▸ **PROMPT**
Can you find the lines of the listing that include "所欠税款" and copy every one?

▸ **PROVIDED DATA**
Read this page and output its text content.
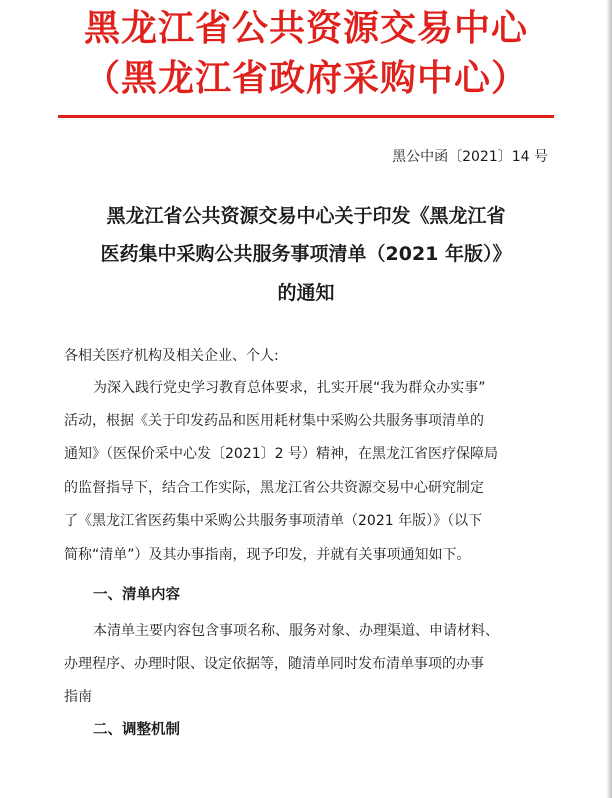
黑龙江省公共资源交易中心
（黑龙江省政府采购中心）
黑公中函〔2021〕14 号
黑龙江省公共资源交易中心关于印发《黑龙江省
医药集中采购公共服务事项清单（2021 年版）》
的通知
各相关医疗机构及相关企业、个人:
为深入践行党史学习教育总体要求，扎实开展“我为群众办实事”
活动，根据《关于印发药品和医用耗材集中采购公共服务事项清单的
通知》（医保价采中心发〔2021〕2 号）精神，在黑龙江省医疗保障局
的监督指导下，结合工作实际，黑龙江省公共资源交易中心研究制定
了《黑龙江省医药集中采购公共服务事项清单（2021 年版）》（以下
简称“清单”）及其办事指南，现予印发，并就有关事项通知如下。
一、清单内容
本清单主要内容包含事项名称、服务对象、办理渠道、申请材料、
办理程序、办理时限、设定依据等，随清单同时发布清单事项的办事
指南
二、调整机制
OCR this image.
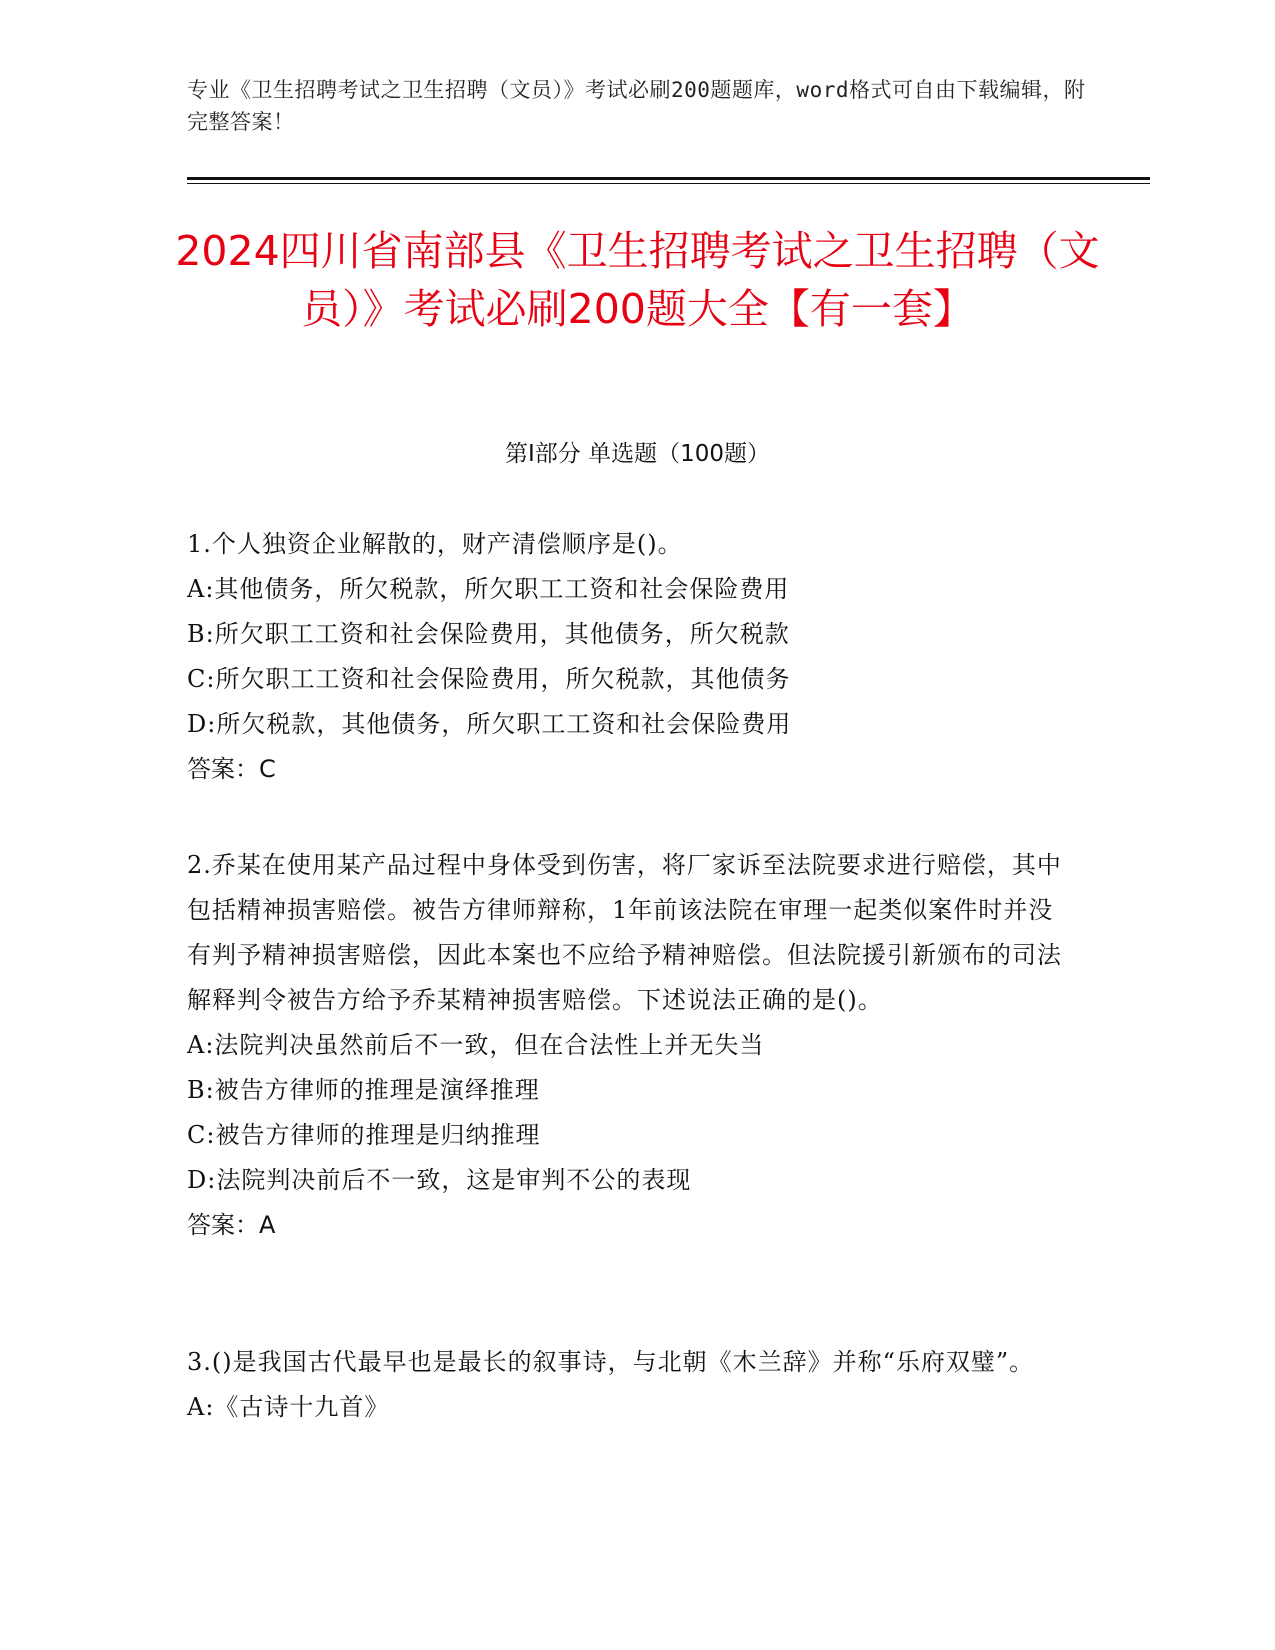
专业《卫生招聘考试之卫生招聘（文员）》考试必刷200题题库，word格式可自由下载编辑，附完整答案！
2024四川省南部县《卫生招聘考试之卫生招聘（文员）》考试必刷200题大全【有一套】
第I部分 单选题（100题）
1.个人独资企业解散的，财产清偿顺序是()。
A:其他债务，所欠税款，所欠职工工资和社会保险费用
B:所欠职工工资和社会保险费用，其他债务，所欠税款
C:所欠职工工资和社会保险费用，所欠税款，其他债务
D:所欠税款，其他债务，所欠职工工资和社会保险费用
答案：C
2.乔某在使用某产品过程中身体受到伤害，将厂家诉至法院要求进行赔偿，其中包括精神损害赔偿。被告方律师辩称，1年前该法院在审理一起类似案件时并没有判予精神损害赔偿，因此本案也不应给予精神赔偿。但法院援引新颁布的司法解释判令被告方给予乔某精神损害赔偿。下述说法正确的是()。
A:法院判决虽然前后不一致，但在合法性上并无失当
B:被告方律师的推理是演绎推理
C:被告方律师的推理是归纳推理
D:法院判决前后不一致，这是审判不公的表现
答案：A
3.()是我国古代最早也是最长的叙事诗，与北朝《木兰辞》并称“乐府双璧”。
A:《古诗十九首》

▸ **THE OUTPUT**
A:其他债务，所欠税款，所欠职工工资和社会保险费用
B:所欠职工工资和社会保险费用，其他债务，所欠税款
C:所欠职工工资和社会保险费用，所欠税款，其他债务
D:所欠税款，其他债务，所欠职工工资和社会保险费用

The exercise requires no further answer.